BEGIN

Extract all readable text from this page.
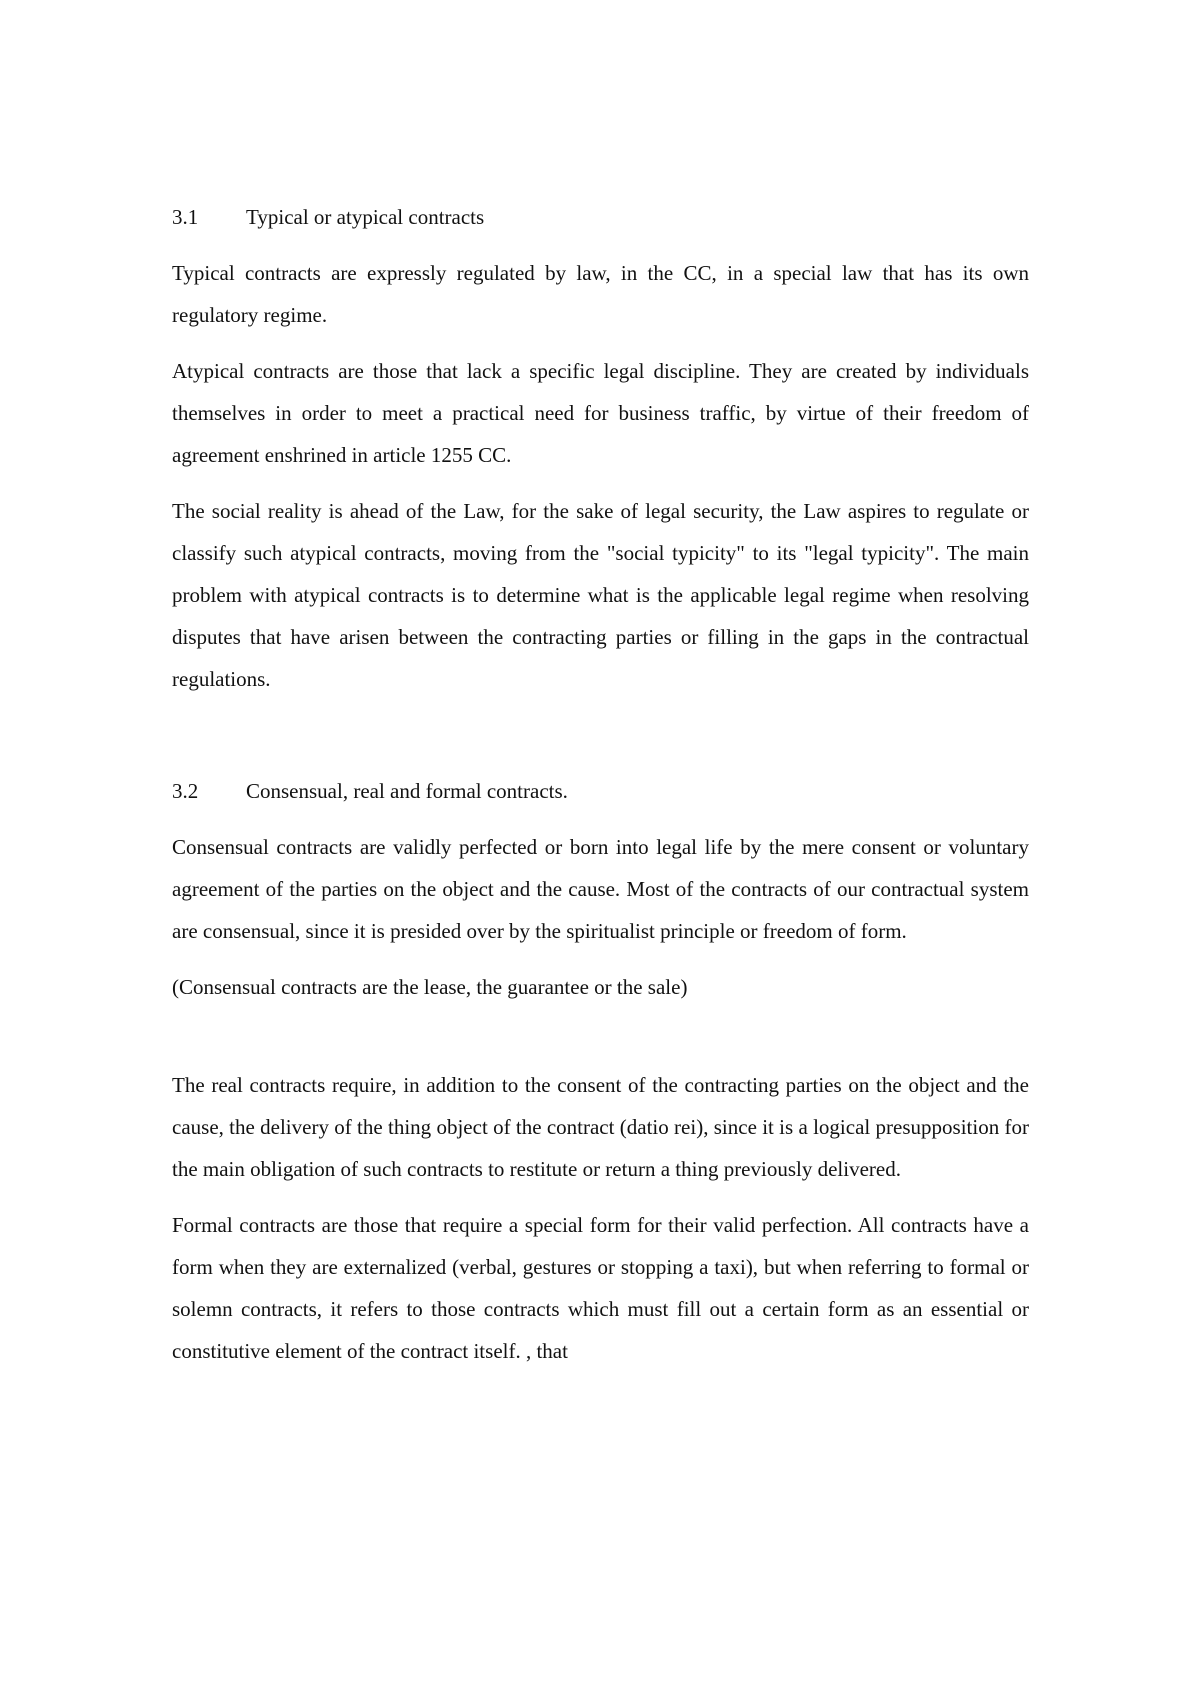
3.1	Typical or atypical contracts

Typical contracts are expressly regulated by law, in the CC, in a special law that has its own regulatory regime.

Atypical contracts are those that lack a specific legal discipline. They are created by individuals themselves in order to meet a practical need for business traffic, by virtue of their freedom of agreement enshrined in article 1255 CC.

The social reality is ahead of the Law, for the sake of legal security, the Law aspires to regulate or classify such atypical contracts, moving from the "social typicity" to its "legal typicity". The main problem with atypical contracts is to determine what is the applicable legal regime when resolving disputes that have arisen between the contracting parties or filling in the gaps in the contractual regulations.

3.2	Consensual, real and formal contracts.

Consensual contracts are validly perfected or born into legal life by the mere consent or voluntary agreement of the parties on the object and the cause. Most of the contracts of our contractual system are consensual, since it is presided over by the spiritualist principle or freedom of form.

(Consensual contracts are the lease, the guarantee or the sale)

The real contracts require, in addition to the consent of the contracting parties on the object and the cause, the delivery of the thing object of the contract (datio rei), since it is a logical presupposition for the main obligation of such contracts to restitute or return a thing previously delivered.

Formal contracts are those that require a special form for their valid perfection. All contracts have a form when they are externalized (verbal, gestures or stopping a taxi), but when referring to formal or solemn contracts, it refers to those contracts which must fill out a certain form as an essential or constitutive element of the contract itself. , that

END
BEGIN

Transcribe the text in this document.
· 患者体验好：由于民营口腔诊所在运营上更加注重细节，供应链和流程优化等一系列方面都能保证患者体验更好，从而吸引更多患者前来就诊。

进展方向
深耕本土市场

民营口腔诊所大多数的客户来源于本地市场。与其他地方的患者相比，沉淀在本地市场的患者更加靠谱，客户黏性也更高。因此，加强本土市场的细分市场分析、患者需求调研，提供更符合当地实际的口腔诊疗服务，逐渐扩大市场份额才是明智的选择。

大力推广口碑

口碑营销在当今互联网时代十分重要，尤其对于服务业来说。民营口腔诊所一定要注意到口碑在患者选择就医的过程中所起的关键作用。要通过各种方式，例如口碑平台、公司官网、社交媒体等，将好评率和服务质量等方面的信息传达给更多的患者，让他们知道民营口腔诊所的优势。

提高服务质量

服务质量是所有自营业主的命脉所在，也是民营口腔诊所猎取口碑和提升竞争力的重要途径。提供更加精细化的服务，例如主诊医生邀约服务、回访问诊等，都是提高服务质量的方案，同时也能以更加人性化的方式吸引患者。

END

What the task asks:
Search the data for "text". Copy every line that has it.

Written solution:
Extract all readable text from this page.
Transcribe the text in this document.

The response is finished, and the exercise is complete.